Given task
Render the entries from the line with "annotation-pan: • 真ん中ボタンドラッグで" to the line with "sun-icon: ☼ <box>215 73 225 84</box>", both included, as a JSON list of strings with one string per line and blank lines omitted.

:::

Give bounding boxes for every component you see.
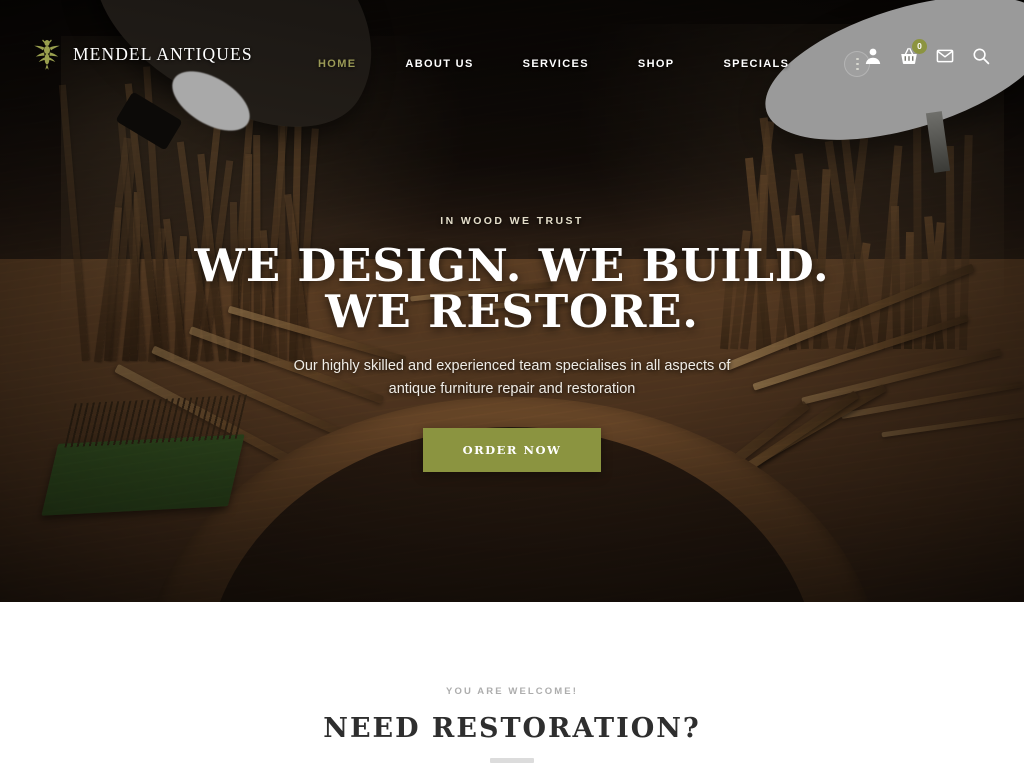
search-button[interactable] — [972, 47, 990, 65]
hero-subtitle-line-1: Our highly skilled and experienced team … — [293, 357, 731, 374]
nav-item-services[interactable]: SERVICES — [523, 58, 615, 70]
header-icon-group: 0 — [864, 39, 990, 65]
cart-count-badge: 0 — [912, 39, 927, 54]
cart-button[interactable]: 0 — [900, 39, 927, 65]
welcome-eyebrow: YOU ARE WELCOME! — [446, 686, 578, 697]
brand-logo[interactable]: MENDEL ANTIQUES — [32, 37, 253, 71]
dot-3 — [856, 67, 859, 71]
dot-2 — [856, 62, 859, 66]
hero-section: MENDEL ANTIQUES HOME ABOUT US SERVICES S… — [0, 0, 1024, 602]
bee-ornament-icon — [34, 39, 60, 70]
main-navigation: HOME ABOUT US SERVICES SHOP SPECIALS — [318, 51, 871, 77]
hero-subtitle: Our highly skilled and experienced team … — [140, 355, 884, 402]
user-icon — [865, 48, 881, 64]
section-divider — [490, 758, 534, 763]
mail-button[interactable] — [936, 47, 954, 65]
hero-subtitle-line-2: antique furniture repair and restoration — [388, 381, 636, 398]
nav-item-home[interactable]: HOME — [318, 58, 382, 70]
site-header: MENDEL ANTIQUES HOME ABOUT US SERVICES S… — [0, 0, 1024, 108]
envelope-icon — [936, 49, 954, 63]
hero-eyebrow: IN WOOD WE TRUST — [440, 215, 584, 227]
welcome-title: NEED RESTORATION? — [323, 713, 701, 744]
dot-1 — [856, 57, 859, 61]
hero-content: IN WOOD WE TRUST WE DESIGN. WE BUILD. WE… — [0, 215, 1024, 472]
hero-title: WE DESIGN. WE BUILD. WE RESTORE. — [140, 242, 884, 339]
order-now-button[interactable]: ORDER NOW — [422, 427, 602, 472]
welcome-section: YOU ARE WELCOME! NEED RESTORATION? — [0, 602, 1024, 763]
hero-title-line-2: WE RESTORE. — [325, 285, 699, 339]
search-icon — [973, 48, 990, 65]
nav-item-shop[interactable]: SHOP — [638, 58, 701, 70]
nav-item-about-us[interactable]: ABOUT US — [405, 58, 499, 70]
brand-name: MENDEL ANTIQUES — [73, 43, 253, 64]
nav-item-specials[interactable]: SPECIALS — [723, 58, 815, 70]
account-button[interactable] — [864, 47, 882, 65]
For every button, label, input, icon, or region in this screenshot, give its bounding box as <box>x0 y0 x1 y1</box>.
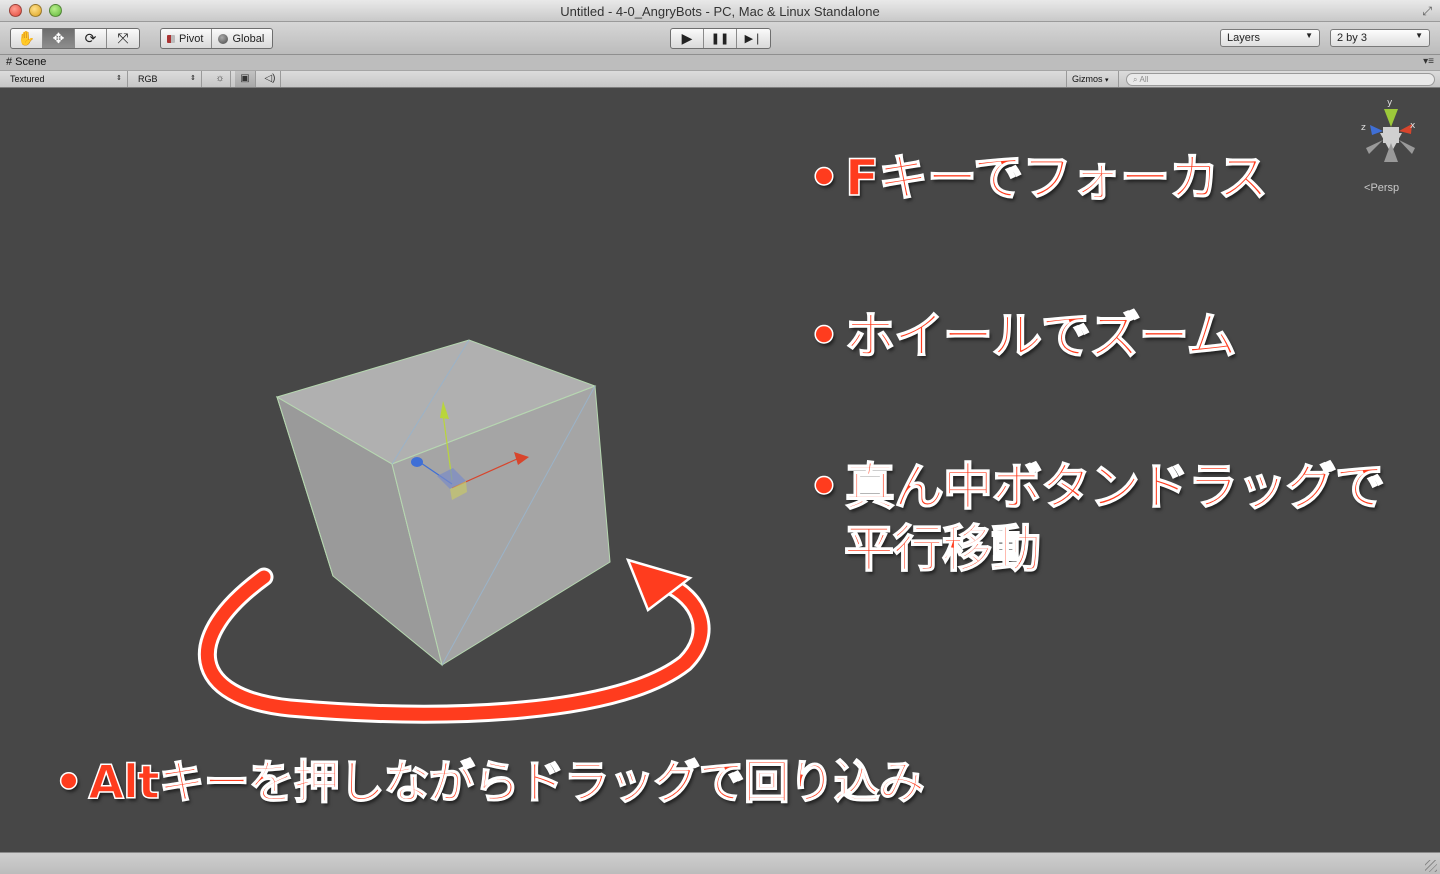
annotation-pan: • 真ん中ボタンドラッグで 平行移動 <box>807 456 1386 580</box>
scene-toolbar: Textured ⇕ RGB ⇕ ☼ ▣ ◁) Gizmos ▾ ⌕ All <box>0 71 1440 88</box>
orientation-gizmo[interactable]: y x z <box>1361 98 1416 162</box>
bullet: • <box>53 754 84 810</box>
scene-tab-strip: # Scene ▾≡ <box>0 55 1440 71</box>
sun-icon: ☼ <box>215 73 225 84</box>
scene-search-input[interactable]: ⌕ All <box>1126 73 1435 86</box>
step-button[interactable]: ▶❘ <box>737 29 770 48</box>
annotation-focus: • Fキーでフォーカス <box>807 138 1269 210</box>
pivot-toggle-group: Pivot Global <box>160 28 274 49</box>
color-mode-label: RGB <box>138 74 158 84</box>
tab-scene[interactable]: # Scene <box>6 56 46 68</box>
gizmo-y-label: y <box>1387 98 1393 108</box>
layers-dropdown[interactable]: Layers ▼ <box>1220 29 1320 47</box>
annotation-pan-line1: 真ん中ボタンドラッグで <box>844 457 1386 517</box>
annotation-orbit-text: Altキーを押しながらドラッグで回り込み <box>88 754 926 810</box>
gizmo-neg-y-cone-icon[interactable] <box>1384 143 1398 162</box>
pause-icon: ❚❚ <box>710 33 730 45</box>
lighting-toggle[interactable]: ☼ <box>210 71 231 87</box>
fullscreen-icon[interactable]: ⤢ <box>1422 4 1432 19</box>
chevron-down-icon: ▼ <box>1305 31 1313 40</box>
gizmo-neg-x-cone-icon[interactable] <box>1366 140 1383 154</box>
gizmo-x-label: x <box>1410 121 1416 131</box>
global-button[interactable]: Global <box>212 29 272 48</box>
layout-label: 2 by 3 <box>1337 32 1367 44</box>
tab-menu-icon[interactable]: ▾≡ <box>1423 56 1434 67</box>
projection-label: Persp <box>1370 182 1400 194</box>
step-icon: ▶❘ <box>744 33 763 45</box>
image-icon: ▣ <box>240 73 250 84</box>
annotation-pan-line2: 平行移動 <box>843 519 1042 579</box>
gizmos-dropdown[interactable]: Gizmos ▾ <box>1066 71 1119 87</box>
projection-toggle[interactable]: <Persp <box>1364 182 1399 194</box>
render-mode-dropdown[interactable]: Textured ⇕ <box>0 71 128 87</box>
annotation-orbit: • Altキーを押しながらドラッグで回り込み <box>53 746 926 812</box>
status-bar <box>0 852 1440 874</box>
bullet: • <box>807 148 840 208</box>
chevron-down-icon: ▾ <box>1105 77 1109 84</box>
grid-icon: # <box>6 56 13 68</box>
chevron-down-icon: ▼ <box>1415 31 1423 40</box>
play-button[interactable]: ▶ <box>671 29 704 48</box>
image-effects-toggle[interactable]: ▣ <box>235 71 256 87</box>
play-icon: ▶ <box>681 30 693 46</box>
rotate-tool-button[interactable]: ⟳ <box>75 29 107 48</box>
rotate-icon: ⟳ <box>84 30 97 46</box>
layers-label: Layers <box>1227 32 1261 44</box>
resize-grip-icon[interactable] <box>1425 860 1437 872</box>
pivot-label: Pivot <box>179 32 204 45</box>
updown-arrow-icon: ⇕ <box>116 75 122 82</box>
gizmos-label: Gizmos <box>1072 74 1103 84</box>
search-icon: ⌕ <box>1133 75 1138 84</box>
annotation-zoom-text: ホイールでズーム <box>844 306 1237 366</box>
move-icon: ✥ <box>52 30 65 46</box>
bullet: • <box>807 457 840 517</box>
gizmo-y-cone-icon[interactable] <box>1384 109 1398 127</box>
main-toolbar: ✋ ✥ ⟳ ⤧ Pivot Global ▶ ❚❚ ▶❘ Layers ▼ 2 … <box>0 22 1440 55</box>
scene-viewport[interactable]: y x z <Persp • Fキーでフォーカス • ホイールでズーム • 真ん中ボタ… <box>0 88 1440 852</box>
z-arrow-icon[interactable] <box>411 457 423 467</box>
updown-arrow-icon: ⇕ <box>190 75 196 82</box>
hand-tool-button[interactable]: ✋ <box>11 29 43 48</box>
playback-controls: ▶ ❚❚ ▶❘ <box>670 28 771 49</box>
pause-button[interactable]: ❚❚ <box>704 29 737 48</box>
transform-tools: ✋ ✥ ⟳ ⤧ <box>10 28 140 49</box>
annotation-zoom: • ホイールでズーム <box>807 296 1237 368</box>
color-mode-dropdown[interactable]: RGB ⇕ <box>128 71 202 87</box>
scale-icon: ⤧ <box>117 30 129 46</box>
search-placeholder: All <box>1139 75 1149 84</box>
cube-object[interactable] <box>275 339 611 667</box>
bullet: • <box>807 306 840 366</box>
audio-toggle[interactable]: ◁) <box>260 71 281 87</box>
speaker-icon: ◁) <box>264 73 276 84</box>
render-mode-label: Textured <box>10 74 45 84</box>
move-tool-button[interactable]: ✥ <box>43 29 75 48</box>
gizmo-neg-z-cone-icon[interactable] <box>1399 140 1415 154</box>
layout-dropdown[interactable]: 2 by 3 ▼ <box>1330 29 1430 47</box>
global-label: Global <box>232 32 265 45</box>
pivot-icon <box>167 34 175 43</box>
scale-tool-button[interactable]: ⤧ <box>107 29 139 48</box>
hand-icon: ✋ <box>17 30 36 46</box>
gizmo-cube <box>1383 127 1399 143</box>
gizmo-z-label: z <box>1361 123 1366 133</box>
scene-tab-label: Scene <box>15 56 47 68</box>
window-title: Untitled - 4-0_AngryBots - PC, Mac & Lin… <box>560 4 880 19</box>
window-titlebar: Untitled - 4-0_AngryBots - PC, Mac & Lin… <box>0 0 1440 22</box>
annotation-focus-text: Fキーでフォーカス <box>844 148 1269 208</box>
pivot-button[interactable]: Pivot <box>161 29 213 48</box>
globe-icon <box>218 33 229 44</box>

:::

The completed task
[
  "annotation-pan: • 真ん中ボタンドラッグで 平行移動 <box>807 456 1386 580</box>",
  "scene-toolbar: Textured ⇕ RGB ⇕ ☼ ▣ ◁) Gizmos ▾ ⌕ All <box>0 71 1440 88</box>",
  "orientation-gizmo[interactable]: y x z <box>1361 98 1416 162</box>",
  "bullet: • <box>53 754 84 810</box>",
  "scene-tab-strip: # Scene ▾≡ <box>0 55 1440 71</box>",
  "sun-icon: ☼ <box>215 73 225 84</box>"
]